----- Source material -----

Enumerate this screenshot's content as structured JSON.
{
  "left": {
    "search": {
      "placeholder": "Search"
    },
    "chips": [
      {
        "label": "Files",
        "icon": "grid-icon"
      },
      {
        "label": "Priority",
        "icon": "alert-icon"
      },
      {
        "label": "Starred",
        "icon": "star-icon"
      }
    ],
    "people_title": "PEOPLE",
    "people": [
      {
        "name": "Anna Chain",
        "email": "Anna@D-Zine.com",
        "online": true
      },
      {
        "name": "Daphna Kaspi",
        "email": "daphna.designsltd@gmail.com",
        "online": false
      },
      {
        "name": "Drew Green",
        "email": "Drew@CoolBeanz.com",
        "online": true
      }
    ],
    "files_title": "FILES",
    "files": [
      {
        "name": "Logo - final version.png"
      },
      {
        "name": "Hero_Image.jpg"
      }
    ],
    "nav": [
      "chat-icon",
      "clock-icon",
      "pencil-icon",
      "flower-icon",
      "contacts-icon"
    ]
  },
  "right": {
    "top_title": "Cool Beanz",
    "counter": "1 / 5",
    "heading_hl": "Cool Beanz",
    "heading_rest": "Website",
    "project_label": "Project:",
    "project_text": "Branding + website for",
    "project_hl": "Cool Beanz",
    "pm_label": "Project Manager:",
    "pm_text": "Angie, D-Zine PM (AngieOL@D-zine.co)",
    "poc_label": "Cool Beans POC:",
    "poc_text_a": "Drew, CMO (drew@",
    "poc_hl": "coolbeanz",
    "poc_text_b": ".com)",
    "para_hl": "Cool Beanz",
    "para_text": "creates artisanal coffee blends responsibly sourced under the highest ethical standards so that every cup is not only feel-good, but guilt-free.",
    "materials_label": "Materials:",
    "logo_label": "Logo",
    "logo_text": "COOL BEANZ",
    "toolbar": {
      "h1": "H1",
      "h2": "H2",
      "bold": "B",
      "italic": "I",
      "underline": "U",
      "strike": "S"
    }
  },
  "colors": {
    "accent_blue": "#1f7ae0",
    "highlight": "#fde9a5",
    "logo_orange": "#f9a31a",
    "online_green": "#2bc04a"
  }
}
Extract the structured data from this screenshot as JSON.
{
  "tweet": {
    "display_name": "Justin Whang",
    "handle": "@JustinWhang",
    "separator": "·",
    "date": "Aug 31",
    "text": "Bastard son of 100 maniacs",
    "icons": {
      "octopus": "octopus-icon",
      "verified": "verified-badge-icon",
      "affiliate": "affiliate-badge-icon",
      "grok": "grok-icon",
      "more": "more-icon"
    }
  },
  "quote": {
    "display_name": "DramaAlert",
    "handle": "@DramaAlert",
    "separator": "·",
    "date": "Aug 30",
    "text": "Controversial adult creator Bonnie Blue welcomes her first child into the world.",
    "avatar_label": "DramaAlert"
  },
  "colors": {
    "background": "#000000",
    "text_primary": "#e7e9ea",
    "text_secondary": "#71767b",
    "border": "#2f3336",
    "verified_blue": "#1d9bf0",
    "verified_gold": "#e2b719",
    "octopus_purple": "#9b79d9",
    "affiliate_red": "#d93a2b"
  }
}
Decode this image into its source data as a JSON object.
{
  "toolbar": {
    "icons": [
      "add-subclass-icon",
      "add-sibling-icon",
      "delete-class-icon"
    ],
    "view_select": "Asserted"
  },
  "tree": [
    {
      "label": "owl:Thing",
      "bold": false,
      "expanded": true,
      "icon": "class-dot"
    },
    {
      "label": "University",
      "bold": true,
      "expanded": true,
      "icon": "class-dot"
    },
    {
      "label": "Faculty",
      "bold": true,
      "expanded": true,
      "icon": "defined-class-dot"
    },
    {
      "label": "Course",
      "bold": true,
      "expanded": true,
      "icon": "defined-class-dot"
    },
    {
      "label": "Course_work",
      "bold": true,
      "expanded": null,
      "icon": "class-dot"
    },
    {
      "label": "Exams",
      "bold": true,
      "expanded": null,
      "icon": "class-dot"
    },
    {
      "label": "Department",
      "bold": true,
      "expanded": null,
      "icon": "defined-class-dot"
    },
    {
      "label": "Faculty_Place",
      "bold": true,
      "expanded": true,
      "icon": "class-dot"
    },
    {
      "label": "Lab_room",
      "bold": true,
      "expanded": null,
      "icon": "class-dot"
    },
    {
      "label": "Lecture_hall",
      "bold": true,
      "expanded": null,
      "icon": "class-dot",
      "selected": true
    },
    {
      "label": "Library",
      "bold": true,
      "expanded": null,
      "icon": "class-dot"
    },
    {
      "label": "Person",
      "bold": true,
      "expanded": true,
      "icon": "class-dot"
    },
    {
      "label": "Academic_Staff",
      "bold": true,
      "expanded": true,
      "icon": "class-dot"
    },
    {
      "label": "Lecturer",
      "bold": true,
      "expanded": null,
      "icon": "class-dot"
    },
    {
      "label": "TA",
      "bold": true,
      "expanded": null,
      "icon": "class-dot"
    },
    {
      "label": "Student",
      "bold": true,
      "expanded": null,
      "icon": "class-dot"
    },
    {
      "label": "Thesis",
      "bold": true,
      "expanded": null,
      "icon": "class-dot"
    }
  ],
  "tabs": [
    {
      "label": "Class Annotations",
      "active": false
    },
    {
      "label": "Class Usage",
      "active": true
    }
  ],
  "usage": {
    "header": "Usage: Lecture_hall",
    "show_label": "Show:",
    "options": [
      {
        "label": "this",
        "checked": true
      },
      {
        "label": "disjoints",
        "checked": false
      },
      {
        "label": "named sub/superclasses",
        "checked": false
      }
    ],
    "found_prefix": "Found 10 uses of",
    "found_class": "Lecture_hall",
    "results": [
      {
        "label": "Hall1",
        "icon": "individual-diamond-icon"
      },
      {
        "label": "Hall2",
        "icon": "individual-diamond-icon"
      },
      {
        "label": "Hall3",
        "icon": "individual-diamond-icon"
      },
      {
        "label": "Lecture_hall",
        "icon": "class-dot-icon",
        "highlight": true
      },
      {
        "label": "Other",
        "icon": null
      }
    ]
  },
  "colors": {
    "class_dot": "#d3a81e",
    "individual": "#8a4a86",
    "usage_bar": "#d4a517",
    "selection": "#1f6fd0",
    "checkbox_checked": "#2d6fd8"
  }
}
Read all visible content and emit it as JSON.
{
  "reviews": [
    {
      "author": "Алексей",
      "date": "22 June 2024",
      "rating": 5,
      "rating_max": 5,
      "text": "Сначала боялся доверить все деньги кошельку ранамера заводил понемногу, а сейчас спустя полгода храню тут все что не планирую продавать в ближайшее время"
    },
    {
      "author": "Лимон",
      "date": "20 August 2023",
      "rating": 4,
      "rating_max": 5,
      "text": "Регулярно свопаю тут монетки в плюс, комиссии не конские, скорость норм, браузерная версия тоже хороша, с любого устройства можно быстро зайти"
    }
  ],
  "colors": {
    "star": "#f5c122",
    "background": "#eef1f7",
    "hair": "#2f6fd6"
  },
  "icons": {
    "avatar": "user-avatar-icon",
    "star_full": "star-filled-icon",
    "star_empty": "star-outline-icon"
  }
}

-----

[Exercise details] Your task is to repeat every entry exactly.

[Response]
Enumerate this screenshot's content as structured JSON.
{
  "left": {
    "search": {
      "placeholder": "Search"
    },
    "chips": [
      {
        "label": "Files",
        "icon": "grid-icon"
      },
      {
        "label": "Priority",
        "icon": "alert-icon"
      },
      {
        "label": "Starred",
        "icon": "star-icon"
      }
    ],
    "people_title": "PEOPLE",
    "people": [
      {
        "name": "Anna Chain",
        "email": "Anna@D-Zine.com",
        "online": true
      },
      {
        "name": "Daphna Kaspi",
        "email": "daphna.designsltd@gmail.com",
        "online": false
      },
      {
        "name": "Drew Green",
        "email": "Drew@CoolBeanz.com",
        "online": true
      }
    ],
    "files_title": "FILES",
    "files": [
      {
        "name": "Logo - final version.png"
      },
      {
        "name": "Hero_Image.jpg"
      }
    ],
    "nav": [
      "chat-icon",
      "clock-icon",
      "pencil-icon",
      "flower-icon",
      "contacts-icon"
    ]
  },
  "right": {
    "top_title": "Cool Beanz",
    "counter": "1 / 5",
    "heading_hl": "Cool Beanz",
    "heading_rest": "Website",
    "project_label": "Project:",
    "project_text": "Branding + website for",
    "project_hl": "Cool Beanz",
    "pm_label": "Project Manager:",
    "pm_text": "Angie, D-Zine PM (AngieOL@D-zine.co)",
    "poc_label": "Cool Beans POC:",
    "poc_text_a": "Drew, CMO (drew@",
    "poc_hl": "coolbeanz",
    "poc_text_b": ".com)",
    "para_hl": "Cool Beanz",
    "para_text": "creates artisanal coffee blends responsibly sourced under the highest ethical standards so that every cup is not only feel-good, but guilt-free.",
    "materials_label": "Materials:",
    "logo_label": "Logo",
    "logo_text": "COOL BEANZ",
    "toolbar": {
      "h1": "H1",
      "h2": "H2",
      "bold": "B",
      "italic": "I",
      "underline": "U",
      "strike": "S"
    }
  },
  "colors": {
    "accent_blue": "#1f7ae0",
    "highlight": "#fde9a5",
    "logo_orange": "#f9a31a",
    "online_green": "#2bc04a"
  }
}
Extract the structured data from this screenshot as JSON.
{
  "tweet": {
    "display_name": "Justin Whang",
    "handle": "@JustinWhang",
    "separator": "·",
    "date": "Aug 31",
    "text": "Bastard son of 100 maniacs",
    "icons": {
      "octopus": "octopus-icon",
      "verified": "verified-badge-icon",
      "affiliate": "affiliate-badge-icon",
      "grok": "grok-icon",
      "more": "more-icon"
    }
  },
  "quote": {
    "display_name": "DramaAlert",
    "handle": "@DramaAlert",
    "separator": "·",
    "date": "Aug 30",
    "text": "Controversial adult creator Bonnie Blue welcomes her first child into the world.",
    "avatar_label": "DramaAlert"
  },
  "colors": {
    "background": "#000000",
    "text_primary": "#e7e9ea",
    "text_secondary": "#71767b",
    "border": "#2f3336",
    "verified_blue": "#1d9bf0",
    "verified_gold": "#e2b719",
    "octopus_purple": "#9b79d9",
    "affiliate_red": "#d93a2b"
  }
}
Decode this image into its source data as a JSON object.
{
  "toolbar": {
    "icons": [
      "add-subclass-icon",
      "add-sibling-icon",
      "delete-class-icon"
    ],
    "view_select": "Asserted"
  },
  "tree": [
    {
      "label": "owl:Thing",
      "bold": false,
      "expanded": true,
      "icon": "class-dot"
    },
    {
      "label": "University",
      "bold": true,
      "expanded": true,
      "icon": "class-dot"
    },
    {
      "label": "Faculty",
      "bold": true,
      "expanded": true,
      "icon": "defined-class-dot"
    },
    {
      "label": "Course",
      "bold": true,
      "expanded": true,
      "icon": "defined-class-dot"
    },
    {
      "label": "Course_work",
      "bold": true,
      "expanded": null,
      "icon": "class-dot"
    },
    {
      "label": "Exams",
      "bold": true,
      "expanded": null,
      "icon": "class-dot"
    },
    {
      "label": "Department",
      "bold": true,
      "expanded": null,
      "icon": "defined-class-dot"
    },
    {
      "label": "Faculty_Place",
      "bold": true,
      "expanded": true,
      "icon": "class-dot"
    },
    {
      "label": "Lab_room",
      "bold": true,
      "expanded": null,
      "icon": "class-dot"
    },
    {
      "label": "Lecture_hall",
      "bold": true,
      "expanded": null,
      "icon": "class-dot",
      "selected": true
    },
    {
      "label": "Library",
      "bold": true,
      "expanded": null,
      "icon": "class-dot"
    },
    {
      "label": "Person",
      "bold": true,
      "expanded": true,
      "icon": "class-dot"
    },
    {
      "label": "Academic_Staff",
      "bold": true,
      "expanded": true,
      "icon": "class-dot"
    },
    {
      "label": "Lecturer",
      "bold": true,
      "expanded": null,
      "icon": "class-dot"
    },
    {
      "label": "TA",
      "bold": true,
      "expanded": null,
      "icon": "class-dot"
    },
    {
      "label": "Student",
      "bold": true,
      "expanded": null,
      "icon": "class-dot"
    },
    {
      "label": "Thesis",
      "bold": true,
      "expanded": null,
      "icon": "class-dot"
    }
  ],
  "tabs": [
    {
      "label": "Class Annotations",
      "active": false
    },
    {
      "label": "Class Usage",
      "active": true
    }
  ],
  "usage": {
    "header": "Usage: Lecture_hall",
    "show_label": "Show:",
    "options": [
      {
        "label": "this",
        "checked": true
      },
      {
        "label": "disjoints",
        "checked": false
      },
      {
        "label": "named sub/superclasses",
        "checked": false
      }
    ],
    "found_prefix": "Found 10 uses of",
    "found_class": "Lecture_hall",
    "results": [
      {
        "label": "Hall1",
        "icon": "individual-diamond-icon"
      },
      {
        "label": "Hall2",
        "icon": "individual-diamond-icon"
      },
      {
        "label": "Hall3",
        "icon": "individual-diamond-icon"
      },
      {
        "label": "Lecture_hall",
        "icon": "class-dot-icon",
        "highlight": true
      },
      {
        "label": "Other",
        "icon": null
      }
    ]
  },
  "colors": {
    "class_dot": "#d3a81e",
    "individual": "#8a4a86",
    "usage_bar": "#d4a517",
    "selection": "#1f6fd0",
    "checkbox_checked": "#2d6fd8"
  }
}
Read all visible content and emit it as JSON.
{
  "reviews": [
    {
      "author": "Алексей",
      "date": "22 June 2024",
      "rating": 5,
      "rating_max": 5,
      "text": "Сначала боялся доверить все деньги кошельку ранамера заводил понемногу, а сейчас спустя полгода храню тут все что не планирую продавать в ближайшее время"
    },
    {
      "author": "Лимон",
      "date": "20 August 2023",
      "rating": 4,
      "rating_max": 5,
      "text": "Регулярно свопаю тут монетки в плюс, комиссии не конские, скорость норм, браузерная версия тоже хороша, с любого устройства можно быстро зайти"
    }
  ],
  "colors": {
    "star": "#f5c122",
    "background": "#eef1f7",
    "hair": "#2f6fd6"
  },
  "icons": {
    "avatar": "user-avatar-icon",
    "star_full": "star-filled-icon",
    "star_empty": "star-outline-icon"
  }
}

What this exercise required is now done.